Data extracted from a collection:
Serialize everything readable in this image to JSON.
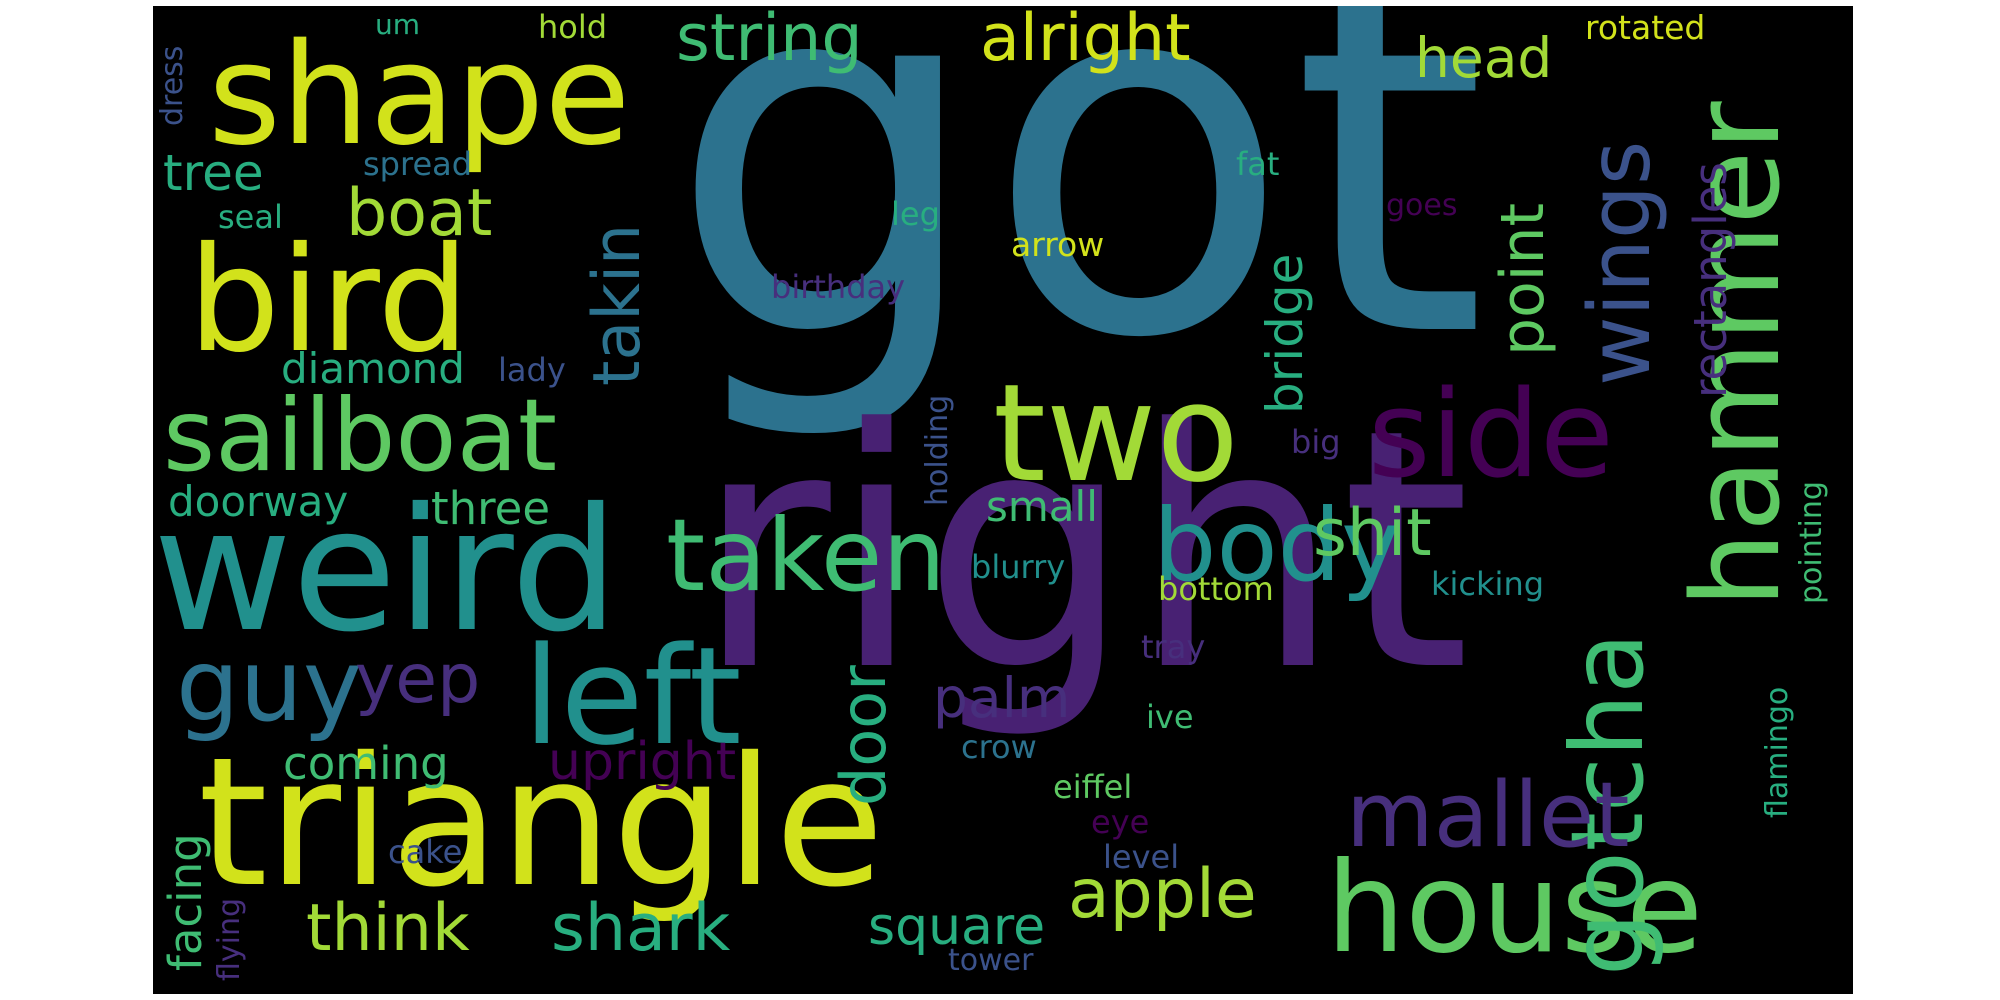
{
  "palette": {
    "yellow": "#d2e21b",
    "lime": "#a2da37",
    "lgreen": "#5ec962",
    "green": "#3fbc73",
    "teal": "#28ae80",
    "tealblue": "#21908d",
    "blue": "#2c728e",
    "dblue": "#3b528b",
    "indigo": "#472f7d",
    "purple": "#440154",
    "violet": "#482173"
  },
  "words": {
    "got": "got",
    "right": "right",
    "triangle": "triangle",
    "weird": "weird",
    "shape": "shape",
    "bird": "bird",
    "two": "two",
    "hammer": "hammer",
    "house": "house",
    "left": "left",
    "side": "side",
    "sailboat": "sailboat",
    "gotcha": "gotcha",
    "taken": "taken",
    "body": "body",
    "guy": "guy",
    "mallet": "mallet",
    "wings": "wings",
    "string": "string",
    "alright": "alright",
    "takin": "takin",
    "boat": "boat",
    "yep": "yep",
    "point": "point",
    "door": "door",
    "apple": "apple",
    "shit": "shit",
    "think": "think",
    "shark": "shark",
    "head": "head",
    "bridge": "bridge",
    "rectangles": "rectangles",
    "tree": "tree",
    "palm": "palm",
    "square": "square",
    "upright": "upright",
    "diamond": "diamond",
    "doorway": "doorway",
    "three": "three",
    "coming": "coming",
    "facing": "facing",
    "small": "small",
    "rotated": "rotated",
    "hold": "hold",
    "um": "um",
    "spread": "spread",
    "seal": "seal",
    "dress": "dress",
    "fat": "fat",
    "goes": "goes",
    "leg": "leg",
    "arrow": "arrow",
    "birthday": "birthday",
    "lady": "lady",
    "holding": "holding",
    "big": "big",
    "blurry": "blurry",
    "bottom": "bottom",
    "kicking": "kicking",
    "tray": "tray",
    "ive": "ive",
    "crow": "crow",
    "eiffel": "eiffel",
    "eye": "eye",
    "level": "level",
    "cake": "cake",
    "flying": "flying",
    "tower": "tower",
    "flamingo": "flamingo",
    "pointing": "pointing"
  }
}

• _Exercise description_: Write out the records above once more, word for word, with no pictures.

• _Result below_:
Serialize everything readable in this image to JSON.
{
  "palette": {
    "yellow": "#d2e21b",
    "lime": "#a2da37",
    "lgreen": "#5ec962",
    "green": "#3fbc73",
    "teal": "#28ae80",
    "tealblue": "#21908d",
    "blue": "#2c728e",
    "dblue": "#3b528b",
    "indigo": "#472f7d",
    "purple": "#440154",
    "violet": "#482173"
  },
  "words": {
    "got": "got",
    "right": "right",
    "triangle": "triangle",
    "weird": "weird",
    "shape": "shape",
    "bird": "bird",
    "two": "two",
    "hammer": "hammer",
    "house": "house",
    "left": "left",
    "side": "side",
    "sailboat": "sailboat",
    "gotcha": "gotcha",
    "taken": "taken",
    "body": "body",
    "guy": "guy",
    "mallet": "mallet",
    "wings": "wings",
    "string": "string",
    "alright": "alright",
    "takin": "takin",
    "boat": "boat",
    "yep": "yep",
    "point": "point",
    "door": "door",
    "apple": "apple",
    "shit": "shit",
    "think": "think",
    "shark": "shark",
    "head": "head",
    "bridge": "bridge",
    "rectangles": "rectangles",
    "tree": "tree",
    "palm": "palm",
    "square": "square",
    "upright": "upright",
    "diamond": "diamond",
    "doorway": "doorway",
    "three": "three",
    "coming": "coming",
    "facing": "facing",
    "small": "small",
    "rotated": "rotated",
    "hold": "hold",
    "um": "um",
    "spread": "spread",
    "seal": "seal",
    "dress": "dress",
    "fat": "fat",
    "goes": "goes",
    "leg": "leg",
    "arrow": "arrow",
    "birthday": "birthday",
    "lady": "lady",
    "holding": "holding",
    "big": "big",
    "blurry": "blurry",
    "bottom": "bottom",
    "kicking": "kicking",
    "tray": "tray",
    "ive": "ive",
    "crow": "crow",
    "eiffel": "eiffel",
    "eye": "eye",
    "level": "level",
    "cake": "cake",
    "flying": "flying",
    "tower": "tower",
    "flamingo": "flamingo",
    "pointing": "pointing"
  }
}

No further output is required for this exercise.